● REQUEST
Each entry has to be copied exactly, with nothing missed.
## start
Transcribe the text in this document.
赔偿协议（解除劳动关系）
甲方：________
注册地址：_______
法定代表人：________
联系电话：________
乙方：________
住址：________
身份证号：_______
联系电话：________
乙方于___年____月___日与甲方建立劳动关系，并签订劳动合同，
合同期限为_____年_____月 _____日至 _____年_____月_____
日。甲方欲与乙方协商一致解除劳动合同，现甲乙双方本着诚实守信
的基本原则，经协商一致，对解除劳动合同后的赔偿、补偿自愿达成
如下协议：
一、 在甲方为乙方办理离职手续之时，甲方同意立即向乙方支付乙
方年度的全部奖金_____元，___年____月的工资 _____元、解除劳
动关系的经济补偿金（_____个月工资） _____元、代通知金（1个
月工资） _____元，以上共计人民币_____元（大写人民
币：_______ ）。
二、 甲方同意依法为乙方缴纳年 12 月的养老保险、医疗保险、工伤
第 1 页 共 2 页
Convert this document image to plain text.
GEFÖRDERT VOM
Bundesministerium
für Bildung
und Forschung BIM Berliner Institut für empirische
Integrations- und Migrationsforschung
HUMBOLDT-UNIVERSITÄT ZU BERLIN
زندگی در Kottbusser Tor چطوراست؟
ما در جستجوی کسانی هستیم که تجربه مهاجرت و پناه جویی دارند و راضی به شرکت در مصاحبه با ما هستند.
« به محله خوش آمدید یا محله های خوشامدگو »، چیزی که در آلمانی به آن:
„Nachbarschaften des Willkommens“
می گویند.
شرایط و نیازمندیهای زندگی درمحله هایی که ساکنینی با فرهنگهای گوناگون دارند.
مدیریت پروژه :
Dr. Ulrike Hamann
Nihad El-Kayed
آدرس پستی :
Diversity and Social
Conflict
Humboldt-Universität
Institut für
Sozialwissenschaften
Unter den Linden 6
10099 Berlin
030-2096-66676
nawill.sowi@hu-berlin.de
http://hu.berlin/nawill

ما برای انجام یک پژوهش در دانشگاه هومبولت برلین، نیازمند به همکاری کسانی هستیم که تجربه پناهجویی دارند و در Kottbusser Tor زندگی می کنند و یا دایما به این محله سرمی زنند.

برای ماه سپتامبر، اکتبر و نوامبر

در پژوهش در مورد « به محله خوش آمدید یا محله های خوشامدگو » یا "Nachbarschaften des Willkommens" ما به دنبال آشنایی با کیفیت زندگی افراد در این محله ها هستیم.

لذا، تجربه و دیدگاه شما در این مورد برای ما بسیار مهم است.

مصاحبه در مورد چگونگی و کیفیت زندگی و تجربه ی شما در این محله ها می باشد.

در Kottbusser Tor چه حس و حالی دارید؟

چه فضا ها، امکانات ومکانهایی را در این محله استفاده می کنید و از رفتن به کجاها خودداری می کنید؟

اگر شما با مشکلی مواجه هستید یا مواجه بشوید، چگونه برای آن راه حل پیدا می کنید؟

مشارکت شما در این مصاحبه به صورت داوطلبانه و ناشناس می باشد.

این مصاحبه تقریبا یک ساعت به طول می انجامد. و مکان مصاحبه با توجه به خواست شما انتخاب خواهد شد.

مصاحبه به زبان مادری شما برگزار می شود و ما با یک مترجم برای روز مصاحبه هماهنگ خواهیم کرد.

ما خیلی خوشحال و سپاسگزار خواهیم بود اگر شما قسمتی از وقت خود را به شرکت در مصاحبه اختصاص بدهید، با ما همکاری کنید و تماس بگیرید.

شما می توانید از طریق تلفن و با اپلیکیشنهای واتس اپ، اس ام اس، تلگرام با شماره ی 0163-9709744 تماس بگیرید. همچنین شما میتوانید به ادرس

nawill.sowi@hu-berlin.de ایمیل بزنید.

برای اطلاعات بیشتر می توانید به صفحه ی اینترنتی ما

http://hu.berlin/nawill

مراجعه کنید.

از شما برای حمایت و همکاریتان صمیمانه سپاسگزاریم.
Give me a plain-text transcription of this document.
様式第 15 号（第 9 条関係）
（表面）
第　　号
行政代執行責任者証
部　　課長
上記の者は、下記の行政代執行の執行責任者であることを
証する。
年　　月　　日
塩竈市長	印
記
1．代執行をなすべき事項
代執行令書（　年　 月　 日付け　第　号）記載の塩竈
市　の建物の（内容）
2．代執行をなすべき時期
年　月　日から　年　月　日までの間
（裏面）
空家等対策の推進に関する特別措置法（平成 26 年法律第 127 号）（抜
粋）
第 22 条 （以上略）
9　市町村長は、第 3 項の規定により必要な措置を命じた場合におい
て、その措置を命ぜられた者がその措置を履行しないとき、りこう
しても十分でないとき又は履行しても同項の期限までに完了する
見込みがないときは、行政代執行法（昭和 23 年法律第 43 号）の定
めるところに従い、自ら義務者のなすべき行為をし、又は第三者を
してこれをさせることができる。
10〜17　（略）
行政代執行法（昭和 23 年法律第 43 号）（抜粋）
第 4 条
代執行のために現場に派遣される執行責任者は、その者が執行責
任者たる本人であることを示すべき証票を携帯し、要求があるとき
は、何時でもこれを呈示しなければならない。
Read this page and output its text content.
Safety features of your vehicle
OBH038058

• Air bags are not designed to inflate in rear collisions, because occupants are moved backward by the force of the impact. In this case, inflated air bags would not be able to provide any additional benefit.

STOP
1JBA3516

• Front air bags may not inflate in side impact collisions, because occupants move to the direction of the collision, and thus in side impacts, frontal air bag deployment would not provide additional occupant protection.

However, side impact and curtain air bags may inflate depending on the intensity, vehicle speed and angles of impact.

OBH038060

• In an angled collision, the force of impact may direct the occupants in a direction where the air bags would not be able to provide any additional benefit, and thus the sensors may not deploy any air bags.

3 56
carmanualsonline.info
## end
● TASK RESULT
Transcribe the text in this document.
赔偿协议（解除劳动关系）
甲方：________
注册地址：_______
法定代表人：________
联系电话：________
乙方：________
住址：________
身份证号：_______
联系电话：________
乙方于___年____月___日与甲方建立劳动关系，并签订劳动合同，
合同期限为_____年_____月 _____日至 _____年_____月_____
日。甲方欲与乙方协商一致解除劳动合同，现甲乙双方本着诚实守信
的基本原则，经协商一致，对解除劳动合同后的赔偿、补偿自愿达成
如下协议：
一、 在甲方为乙方办理离职手续之时，甲方同意立即向乙方支付乙
方年度的全部奖金_____元，___年____月的工资 _____元、解除劳
动关系的经济补偿金（_____个月工资） _____元、代通知金（1个
月工资） _____元，以上共计人民币_____元（大写人民
币：_______ ）。
二、 甲方同意依法为乙方缴纳年 12 月的养老保险、医疗保险、工伤
第 1 页 共 2 页
Convert this document image to plain text.
GEFÖRDERT VOM
Bundesministerium
für Bildung
und Forschung BIM Berliner Institut für empirische
Integrations- und Migrationsforschung
HUMBOLDT-UNIVERSITÄT ZU BERLIN
زندگی در Kottbusser Tor چطوراست؟
ما در جستجوی کسانی هستیم که تجربه مهاجرت و پناه جویی دارند و راضی به شرکت در مصاحبه با ما هستند.
« به محله خوش آمدید یا محله های خوشامدگو »، چیزی که در آلمانی به آن:
„Nachbarschaften des Willkommens“
می گویند.
شرایط و نیازمندیهای زندگی درمحله هایی که ساکنینی با فرهنگهای گوناگون دارند.
مدیریت پروژه :
Dr. Ulrike Hamann
Nihad El-Kayed
آدرس پستی :
Diversity and Social
Conflict
Humboldt-Universität
Institut für
Sozialwissenschaften
Unter den Linden 6
10099 Berlin
030-2096-66676
nawill.sowi@hu-berlin.de
http://hu.berlin/nawill

ما برای انجام یک پژوهش در دانشگاه هومبولت برلین، نیازمند به همکاری کسانی هستیم که تجربه پناهجویی دارند و در Kottbusser Tor زندگی می کنند و یا دایما به این محله سرمی زنند.

برای ماه سپتامبر، اکتبر و نوامبر

در پژوهش در مورد « به محله خوش آمدید یا محله های خوشامدگو » یا "Nachbarschaften des Willkommens" ما به دنبال آشنایی با کیفیت زندگی افراد در این محله ها هستیم.

لذا، تجربه و دیدگاه شما در این مورد برای ما بسیار مهم است.

مصاحبه در مورد چگونگی و کیفیت زندگی و تجربه ی شما در این محله ها می باشد.

در Kottbusser Tor چه حس و حالی دارید؟

چه فضا ها، امکانات ومکانهایی را در این محله استفاده می کنید و از رفتن به کجاها خودداری می کنید؟

اگر شما با مشکلی مواجه هستید یا مواجه بشوید، چگونه برای آن راه حل پیدا می کنید؟

مشارکت شما در این مصاحبه به صورت داوطلبانه و ناشناس می باشد.

این مصاحبه تقریبا یک ساعت به طول می انجامد. و مکان مصاحبه با توجه به خواست شما انتخاب خواهد شد.

مصاحبه به زبان مادری شما برگزار می شود و ما با یک مترجم برای روز مصاحبه هماهنگ خواهیم کرد.

ما خیلی خوشحال و سپاسگزار خواهیم بود اگر شما قسمتی از وقت خود را به شرکت در مصاحبه اختصاص بدهید، با ما همکاری کنید و تماس بگیرید.

شما می توانید از طریق تلفن و با اپلیکیشنهای واتس اپ، اس ام اس، تلگرام با شماره ی 0163-9709744 تماس بگیرید. همچنین شما میتوانید به ادرس

nawill.sowi@hu-berlin.de ایمیل بزنید.

برای اطلاعات بیشتر می توانید به صفحه ی اینترنتی ما

http://hu.berlin/nawill

مراجعه کنید.

از شما برای حمایت و همکاریتان صمیمانه سپاسگزاریم.
Give me a plain-text transcription of this document.
様式第 15 号（第 9 条関係）
（表面）
第　　号
行政代執行責任者証
部　　課長
上記の者は、下記の行政代執行の執行責任者であることを
証する。
年　　月　　日
塩竈市長	印
記
1．代執行をなすべき事項
代執行令書（　年　 月　 日付け　第　号）記載の塩竈
市　の建物の（内容）
2．代執行をなすべき時期
年　月　日から　年　月　日までの間
（裏面）
空家等対策の推進に関する特別措置法（平成 26 年法律第 127 号）（抜
粋）
第 22 条 （以上略）
9　市町村長は、第 3 項の規定により必要な措置を命じた場合におい
て、その措置を命ぜられた者がその措置を履行しないとき、りこう
しても十分でないとき又は履行しても同項の期限までに完了する
見込みがないときは、行政代執行法（昭和 23 年法律第 43 号）の定
めるところに従い、自ら義務者のなすべき行為をし、又は第三者を
してこれをさせることができる。
10〜17　（略）
行政代執行法（昭和 23 年法律第 43 号）（抜粋）
第 4 条
代執行のために現場に派遣される執行責任者は、その者が執行責
任者たる本人であることを示すべき証票を携帯し、要求があるとき
は、何時でもこれを呈示しなければならない。
Read this page and output its text content.
Safety features of your vehicle
OBH038058

• Air bags are not designed to inflate in rear collisions, because occupants are moved backward by the force of the impact. In this case, inflated air bags would not be able to provide any additional benefit.

STOP
1JBA3516

• Front air bags may not inflate in side impact collisions, because occupants move to the direction of the collision, and thus in side impacts, frontal air bag deployment would not provide additional occupant protection.

However, side impact and curtain air bags may inflate depending on the intensity, vehicle speed and angles of impact.

OBH038060

• In an angled collision, the force of impact may direct the occupants in a direction where the air bags would not be able to provide any additional benefit, and thus the sensors may not deploy any air bags.

3 56
carmanualsonline.info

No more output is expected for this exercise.